» TASK OBJECTIVE
Among the entries that follow, tally the lines with the string "verified". Give no more than the number.

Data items
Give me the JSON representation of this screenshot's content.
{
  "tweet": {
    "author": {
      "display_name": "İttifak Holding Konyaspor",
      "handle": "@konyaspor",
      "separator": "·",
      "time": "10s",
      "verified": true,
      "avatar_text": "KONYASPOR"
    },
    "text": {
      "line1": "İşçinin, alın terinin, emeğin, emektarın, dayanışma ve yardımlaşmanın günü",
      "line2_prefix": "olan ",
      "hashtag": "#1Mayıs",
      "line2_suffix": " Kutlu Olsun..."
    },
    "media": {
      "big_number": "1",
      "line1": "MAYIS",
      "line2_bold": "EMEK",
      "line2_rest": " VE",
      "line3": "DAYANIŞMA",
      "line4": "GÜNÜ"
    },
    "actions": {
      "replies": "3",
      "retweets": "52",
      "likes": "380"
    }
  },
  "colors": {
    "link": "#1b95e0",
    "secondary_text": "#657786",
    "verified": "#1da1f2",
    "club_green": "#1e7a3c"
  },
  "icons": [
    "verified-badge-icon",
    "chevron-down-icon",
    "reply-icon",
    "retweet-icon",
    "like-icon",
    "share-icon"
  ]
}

» OUTPUT FOR THIS EXERCISE
3